-- EXTRACTED DATA start --
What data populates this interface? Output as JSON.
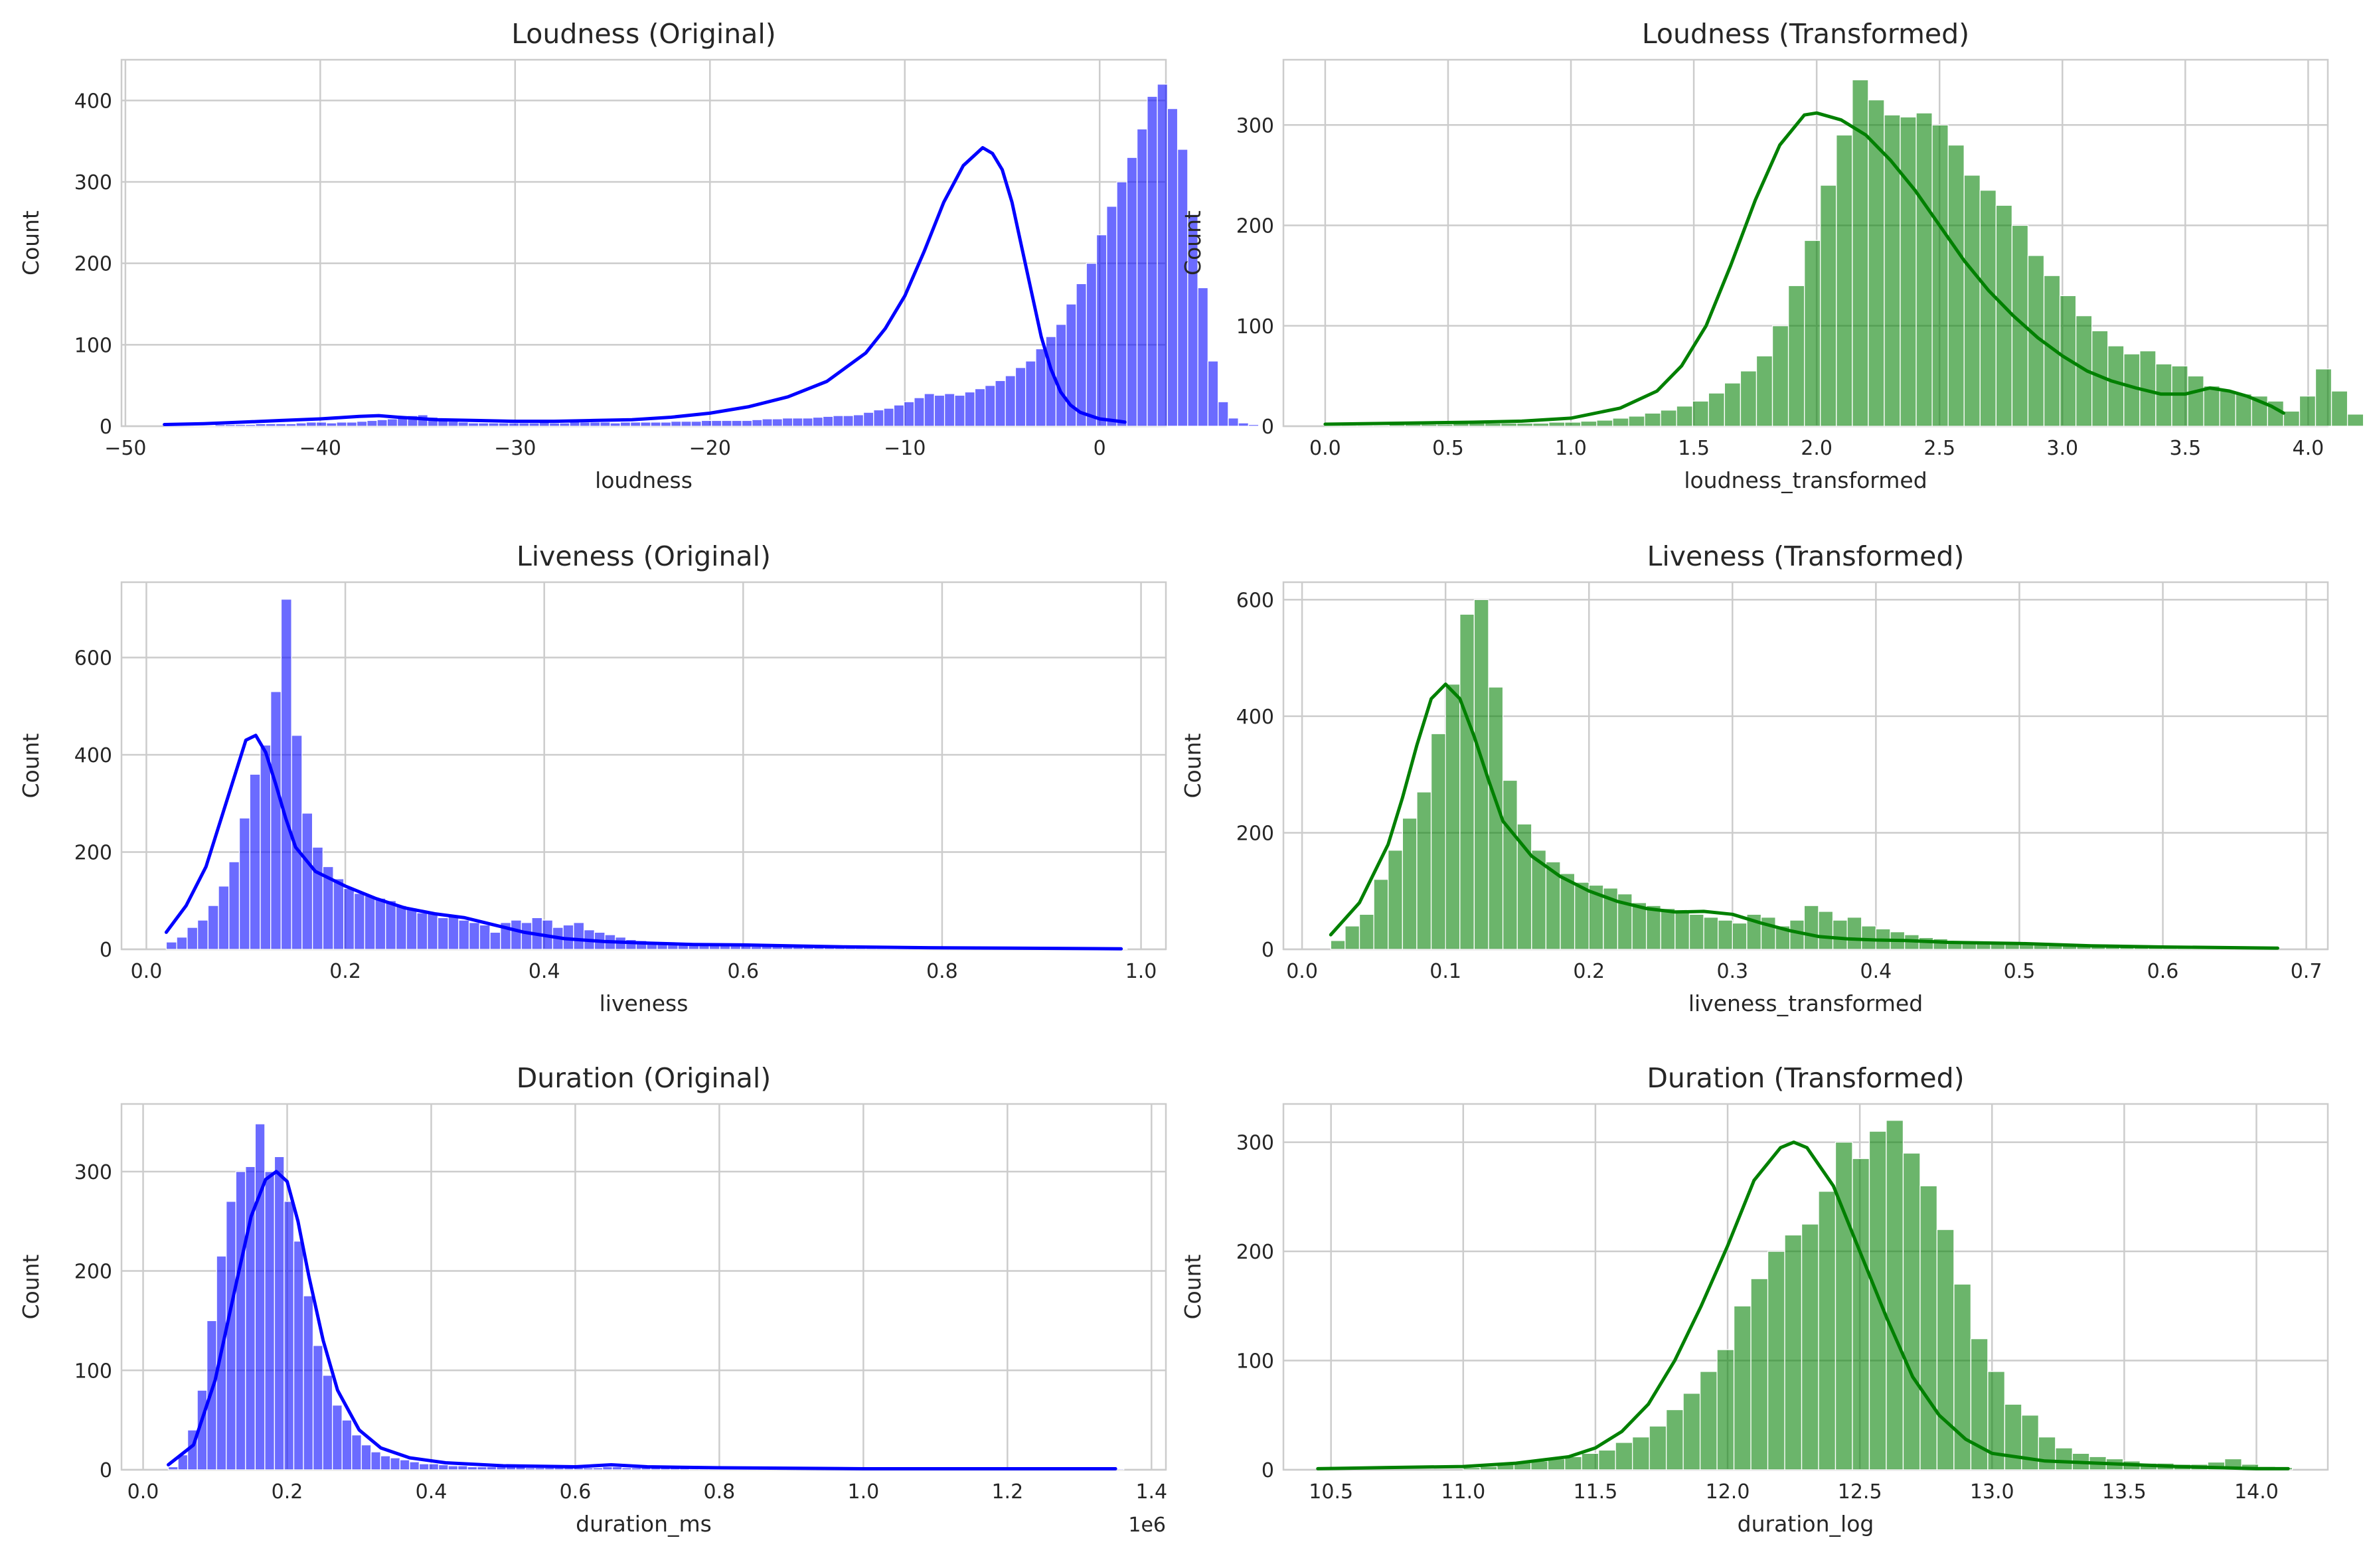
{
  "figure": {
    "background": "#ffffff",
    "grid_color": "#cccccc"
  },
  "chart_data": [
    {
      "type": "bar",
      "panel": "top-left",
      "title": "Loudness (Original)",
      "xlabel": "loudness",
      "ylabel": "Count",
      "color": "#0000ff",
      "xlim": [
        -50.2,
        3.4
      ],
      "ylim": [
        0,
        450
      ],
      "xticks": [
        -50,
        -40,
        -30,
        -20,
        -10,
        0
      ],
      "xtick_labels": [
        "−50",
        "−40",
        "−30",
        "−20",
        "−10",
        "0"
      ],
      "yticks": [
        0,
        100,
        200,
        300,
        400
      ],
      "ytick_labels": [
        "0",
        "100",
        "200",
        "300",
        "400"
      ],
      "grid": true,
      "x_start": -48.0,
      "bin_width": 0.52,
      "values": [
        1,
        1,
        1,
        1,
        1,
        2,
        2,
        2,
        2,
        3,
        3,
        3,
        3,
        4,
        5,
        5,
        4,
        5,
        5,
        6,
        7,
        8,
        9,
        11,
        13,
        14,
        11,
        9,
        6,
        5,
        4,
        4,
        4,
        4,
        4,
        4,
        4,
        5,
        4,
        4,
        6,
        5,
        5,
        5,
        4,
        5,
        5,
        5,
        5,
        5,
        6,
        6,
        6,
        7,
        7,
        7,
        7,
        7,
        8,
        9,
        9,
        10,
        10,
        10,
        11,
        12,
        13,
        13,
        14,
        17,
        20,
        22,
        26,
        30,
        35,
        40,
        38,
        40,
        38,
        42,
        46,
        50,
        56,
        62,
        72,
        80,
        95,
        110,
        125,
        150,
        175,
        200,
        235,
        270,
        300,
        330,
        365,
        405,
        420,
        390,
        340,
        260,
        170,
        80,
        30,
        10,
        4,
        2
      ],
      "kde": [
        [
          -48,
          2
        ],
        [
          -46,
          3
        ],
        [
          -44,
          5
        ],
        [
          -42,
          7
        ],
        [
          -40,
          9
        ],
        [
          -38,
          12
        ],
        [
          -37,
          13
        ],
        [
          -36,
          11
        ],
        [
          -34,
          8
        ],
        [
          -32,
          7
        ],
        [
          -30,
          6
        ],
        [
          -28,
          6
        ],
        [
          -26,
          7
        ],
        [
          -24,
          8
        ],
        [
          -22,
          11
        ],
        [
          -20,
          16
        ],
        [
          -18,
          24
        ],
        [
          -16,
          36
        ],
        [
          -14,
          55
        ],
        [
          -12,
          90
        ],
        [
          -11,
          120
        ],
        [
          -10,
          160
        ],
        [
          -9,
          215
        ],
        [
          -8,
          275
        ],
        [
          -7,
          320
        ],
        [
          -6,
          342
        ],
        [
          -5.5,
          335
        ],
        [
          -5,
          315
        ],
        [
          -4.5,
          275
        ],
        [
          -4,
          220
        ],
        [
          -3.5,
          165
        ],
        [
          -3,
          110
        ],
        [
          -2.5,
          70
        ],
        [
          -2,
          42
        ],
        [
          -1.5,
          26
        ],
        [
          -1,
          17
        ],
        [
          0,
          9
        ],
        [
          1,
          6
        ],
        [
          1.3,
          5
        ]
      ]
    },
    {
      "type": "bar",
      "panel": "top-right",
      "title": "Loudness (Transformed)",
      "xlabel": "loudness_transformed",
      "ylabel": "Count",
      "color": "#008000",
      "xlim": [
        -0.17,
        4.08
      ],
      "ylim": [
        0,
        365
      ],
      "xticks": [
        0,
        0.5,
        1.0,
        1.5,
        2.0,
        2.5,
        3.0,
        3.5,
        4.0
      ],
      "xtick_labels": [
        "0.0",
        "0.5",
        "1.0",
        "1.5",
        "2.0",
        "2.5",
        "3.0",
        "3.5",
        "4.0"
      ],
      "yticks": [
        0,
        100,
        200,
        300
      ],
      "ytick_labels": [
        "0",
        "100",
        "200",
        "300"
      ],
      "grid": true,
      "x_start": 0.0,
      "bin_width": 0.065,
      "values": [
        1,
        1,
        1,
        1,
        2,
        2,
        2,
        2,
        3,
        3,
        3,
        3,
        3,
        3,
        4,
        4,
        5,
        6,
        8,
        10,
        13,
        16,
        20,
        25,
        33,
        43,
        55,
        70,
        100,
        140,
        185,
        240,
        290,
        345,
        325,
        310,
        308,
        312,
        300,
        280,
        250,
        235,
        220,
        200,
        170,
        150,
        130,
        110,
        95,
        80,
        72,
        75,
        62,
        60,
        50,
        40,
        35,
        32,
        30,
        25,
        15,
        30,
        57,
        35,
        12
      ],
      "kde": [
        [
          0,
          2
        ],
        [
          0.3,
          3
        ],
        [
          0.6,
          4
        ],
        [
          0.8,
          5
        ],
        [
          1.0,
          8
        ],
        [
          1.2,
          18
        ],
        [
          1.35,
          35
        ],
        [
          1.45,
          60
        ],
        [
          1.55,
          100
        ],
        [
          1.65,
          160
        ],
        [
          1.75,
          225
        ],
        [
          1.85,
          280
        ],
        [
          1.95,
          310
        ],
        [
          2.0,
          312
        ],
        [
          2.1,
          305
        ],
        [
          2.2,
          290
        ],
        [
          2.3,
          265
        ],
        [
          2.4,
          235
        ],
        [
          2.5,
          200
        ],
        [
          2.6,
          165
        ],
        [
          2.7,
          135
        ],
        [
          2.8,
          110
        ],
        [
          2.9,
          88
        ],
        [
          3.0,
          70
        ],
        [
          3.1,
          55
        ],
        [
          3.2,
          45
        ],
        [
          3.3,
          38
        ],
        [
          3.4,
          32
        ],
        [
          3.5,
          32
        ],
        [
          3.6,
          38
        ],
        [
          3.68,
          35
        ],
        [
          3.75,
          30
        ],
        [
          3.85,
          20
        ],
        [
          3.9,
          13
        ]
      ]
    },
    {
      "type": "bar",
      "panel": "middle-left",
      "title": "Liveness (Original)",
      "xlabel": "liveness",
      "ylabel": "Count",
      "color": "#0000ff",
      "xlim": [
        -0.025,
        1.025
      ],
      "ylim": [
        0,
        755
      ],
      "xticks": [
        0,
        0.2,
        0.4,
        0.6,
        0.8,
        1.0
      ],
      "xtick_labels": [
        "0.0",
        "0.2",
        "0.4",
        "0.6",
        "0.8",
        "1.0"
      ],
      "yticks": [
        0,
        200,
        400,
        600
      ],
      "ytick_labels": [
        "0",
        "200",
        "400",
        "600"
      ],
      "grid": true,
      "x_start": 0.02,
      "bin_width": 0.0105,
      "values": [
        15,
        25,
        45,
        60,
        90,
        130,
        180,
        270,
        360,
        420,
        530,
        720,
        440,
        280,
        210,
        170,
        145,
        125,
        115,
        110,
        105,
        100,
        90,
        85,
        75,
        75,
        65,
        70,
        60,
        55,
        50,
        35,
        55,
        60,
        55,
        65,
        60,
        45,
        50,
        55,
        40,
        35,
        30,
        25,
        20,
        18,
        15,
        12,
        10,
        10,
        9,
        8,
        8,
        8,
        7,
        7,
        6,
        6,
        6,
        6,
        5,
        5,
        5,
        5,
        4,
        4,
        4,
        4,
        4,
        4,
        3,
        3,
        3,
        3,
        3,
        3,
        3,
        3,
        2,
        2,
        2,
        2,
        2,
        2,
        2,
        2,
        2,
        2,
        2,
        2,
        1,
        1
      ],
      "kde": [
        [
          0.02,
          35
        ],
        [
          0.04,
          90
        ],
        [
          0.06,
          170
        ],
        [
          0.08,
          300
        ],
        [
          0.1,
          430
        ],
        [
          0.11,
          440
        ],
        [
          0.12,
          405
        ],
        [
          0.13,
          340
        ],
        [
          0.14,
          270
        ],
        [
          0.15,
          210
        ],
        [
          0.17,
          160
        ],
        [
          0.2,
          130
        ],
        [
          0.23,
          105
        ],
        [
          0.26,
          85
        ],
        [
          0.29,
          73
        ],
        [
          0.32,
          65
        ],
        [
          0.35,
          50
        ],
        [
          0.38,
          35
        ],
        [
          0.42,
          22
        ],
        [
          0.46,
          16
        ],
        [
          0.5,
          13
        ],
        [
          0.55,
          10
        ],
        [
          0.6,
          9
        ],
        [
          0.65,
          7
        ],
        [
          0.7,
          5
        ],
        [
          0.8,
          3
        ],
        [
          0.9,
          2
        ],
        [
          0.98,
          1
        ]
      ]
    },
    {
      "type": "bar",
      "panel": "middle-right",
      "title": "Liveness (Transformed)",
      "xlabel": "liveness_transformed",
      "ylabel": "Count",
      "color": "#008000",
      "xlim": [
        -0.013,
        0.715
      ],
      "ylim": [
        0,
        630
      ],
      "xticks": [
        0,
        0.1,
        0.2,
        0.3,
        0.4,
        0.5,
        0.6,
        0.7
      ],
      "xtick_labels": [
        "0.0",
        "0.1",
        "0.2",
        "0.3",
        "0.4",
        "0.5",
        "0.6",
        "0.7"
      ],
      "yticks": [
        0,
        200,
        400,
        600
      ],
      "ytick_labels": [
        "0",
        "200",
        "400",
        "600"
      ],
      "grid": true,
      "x_start": 0.02,
      "bin_width": 0.01,
      "values": [
        15,
        40,
        60,
        120,
        170,
        225,
        270,
        370,
        455,
        575,
        600,
        450,
        290,
        215,
        170,
        150,
        130,
        115,
        110,
        105,
        95,
        80,
        75,
        70,
        65,
        60,
        55,
        50,
        45,
        60,
        55,
        40,
        50,
        75,
        65,
        50,
        55,
        40,
        35,
        30,
        25,
        20,
        18,
        15,
        12,
        12,
        12,
        10,
        10,
        9,
        8,
        8,
        8,
        7,
        7,
        6,
        6,
        5,
        5,
        5,
        4,
        4,
        4,
        3,
        3,
        3
      ],
      "kde": [
        [
          0.02,
          25
        ],
        [
          0.04,
          80
        ],
        [
          0.06,
          180
        ],
        [
          0.07,
          260
        ],
        [
          0.08,
          350
        ],
        [
          0.09,
          430
        ],
        [
          0.1,
          455
        ],
        [
          0.11,
          430
        ],
        [
          0.12,
          365
        ],
        [
          0.13,
          290
        ],
        [
          0.14,
          220
        ],
        [
          0.16,
          160
        ],
        [
          0.18,
          125
        ],
        [
          0.2,
          100
        ],
        [
          0.22,
          82
        ],
        [
          0.24,
          70
        ],
        [
          0.26,
          64
        ],
        [
          0.28,
          65
        ],
        [
          0.3,
          60
        ],
        [
          0.32,
          45
        ],
        [
          0.34,
          32
        ],
        [
          0.36,
          22
        ],
        [
          0.38,
          18
        ],
        [
          0.4,
          16
        ],
        [
          0.42,
          15
        ],
        [
          0.45,
          12
        ],
        [
          0.5,
          10
        ],
        [
          0.55,
          6
        ],
        [
          0.6,
          4
        ],
        [
          0.68,
          2
        ]
      ]
    },
    {
      "type": "bar",
      "panel": "bottom-left",
      "title": "Duration (Original)",
      "xlabel": "duration_ms",
      "ylabel": "Count",
      "color": "#0000ff",
      "xlim": [
        -30000,
        1420000
      ],
      "ylim": [
        0,
        368
      ],
      "xticks": [
        0,
        200000,
        400000,
        600000,
        800000,
        1000000,
        1200000,
        1400000
      ],
      "xtick_labels": [
        "0.0",
        "0.2",
        "0.4",
        "0.6",
        "0.8",
        "1.0",
        "1.2",
        "1.4"
      ],
      "x_offset_label": "1e6",
      "yticks": [
        0,
        100,
        200,
        300
      ],
      "ytick_labels": [
        "0",
        "100",
        "200",
        "300"
      ],
      "grid": true,
      "x_start": 35000,
      "bin_width": 13400,
      "values": [
        3,
        15,
        40,
        80,
        150,
        215,
        270,
        300,
        305,
        348,
        300,
        315,
        270,
        230,
        175,
        125,
        95,
        65,
        50,
        35,
        25,
        18,
        14,
        12,
        10,
        8,
        6,
        6,
        5,
        4,
        4,
        3,
        3,
        3,
        3,
        3,
        3,
        2,
        2,
        2,
        2,
        2,
        2,
        2,
        2,
        3,
        3,
        2,
        2,
        2,
        2,
        2,
        2,
        2,
        1,
        1,
        1,
        1,
        1,
        1,
        1,
        1,
        1,
        1,
        1,
        1,
        1,
        1,
        1,
        1,
        1,
        1,
        1,
        1,
        1,
        1,
        1,
        1,
        1,
        1,
        1,
        1,
        1,
        1,
        1,
        1,
        1,
        1,
        1,
        1,
        1,
        1,
        1,
        1,
        1,
        1,
        1,
        1,
        1
      ],
      "kde": [
        [
          35000,
          5
        ],
        [
          70000,
          25
        ],
        [
          100000,
          90
        ],
        [
          130000,
          190
        ],
        [
          150000,
          255
        ],
        [
          170000,
          292
        ],
        [
          185000,
          300
        ],
        [
          200000,
          290
        ],
        [
          215000,
          250
        ],
        [
          230000,
          195
        ],
        [
          250000,
          130
        ],
        [
          270000,
          80
        ],
        [
          300000,
          40
        ],
        [
          330000,
          22
        ],
        [
          370000,
          12
        ],
        [
          420000,
          7
        ],
        [
          500000,
          4
        ],
        [
          600000,
          3
        ],
        [
          650000,
          5
        ],
        [
          700000,
          3
        ],
        [
          800000,
          2
        ],
        [
          1000000,
          1
        ],
        [
          1200000,
          1
        ],
        [
          1350000,
          1
        ]
      ]
    },
    {
      "type": "bar",
      "panel": "bottom-right",
      "title": "Duration (Transformed)",
      "xlabel": "duration_log",
      "ylabel": "Count",
      "color": "#008000",
      "xlim": [
        10.32,
        14.27
      ],
      "ylim": [
        0,
        335
      ],
      "xticks": [
        10.5,
        11.0,
        11.5,
        12.0,
        12.5,
        13.0,
        13.5,
        14.0
      ],
      "xtick_labels": [
        "10.5",
        "11.0",
        "11.5",
        "12.0",
        "12.5",
        "13.0",
        "13.5",
        "14.0"
      ],
      "yticks": [
        0,
        100,
        200,
        300
      ],
      "ytick_labels": [
        "0",
        "100",
        "200",
        "300"
      ],
      "grid": true,
      "x_start": 11.0,
      "bin_width": 0.064,
      "values": [
        2,
        3,
        5,
        7,
        8,
        10,
        12,
        15,
        18,
        25,
        30,
        40,
        55,
        70,
        90,
        110,
        150,
        175,
        200,
        215,
        225,
        255,
        300,
        285,
        310,
        320,
        290,
        260,
        220,
        170,
        120,
        90,
        60,
        50,
        30,
        20,
        15,
        12,
        10,
        8,
        6,
        6,
        5,
        5,
        7,
        10,
        5,
        3,
        2
      ],
      "kde": [
        [
          10.45,
          1
        ],
        [
          10.7,
          2
        ],
        [
          11.0,
          3
        ],
        [
          11.2,
          6
        ],
        [
          11.4,
          12
        ],
        [
          11.5,
          20
        ],
        [
          11.6,
          35
        ],
        [
          11.7,
          60
        ],
        [
          11.8,
          100
        ],
        [
          11.9,
          150
        ],
        [
          12.0,
          205
        ],
        [
          12.1,
          265
        ],
        [
          12.2,
          295
        ],
        [
          12.25,
          300
        ],
        [
          12.3,
          295
        ],
        [
          12.4,
          260
        ],
        [
          12.5,
          200
        ],
        [
          12.6,
          140
        ],
        [
          12.7,
          85
        ],
        [
          12.8,
          50
        ],
        [
          12.9,
          28
        ],
        [
          13.0,
          15
        ],
        [
          13.2,
          8
        ],
        [
          13.4,
          6
        ],
        [
          13.5,
          5
        ],
        [
          13.7,
          3
        ],
        [
          14.0,
          1
        ],
        [
          14.12,
          1
        ]
      ]
    }
  ]
}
-- EXTRACTED DATA end --
Return every line holding the word "right" from the records.

EXERCISE RESULT:
      "panel": "top-right",
      "panel": "middle-right",
      "panel": "bottom-right",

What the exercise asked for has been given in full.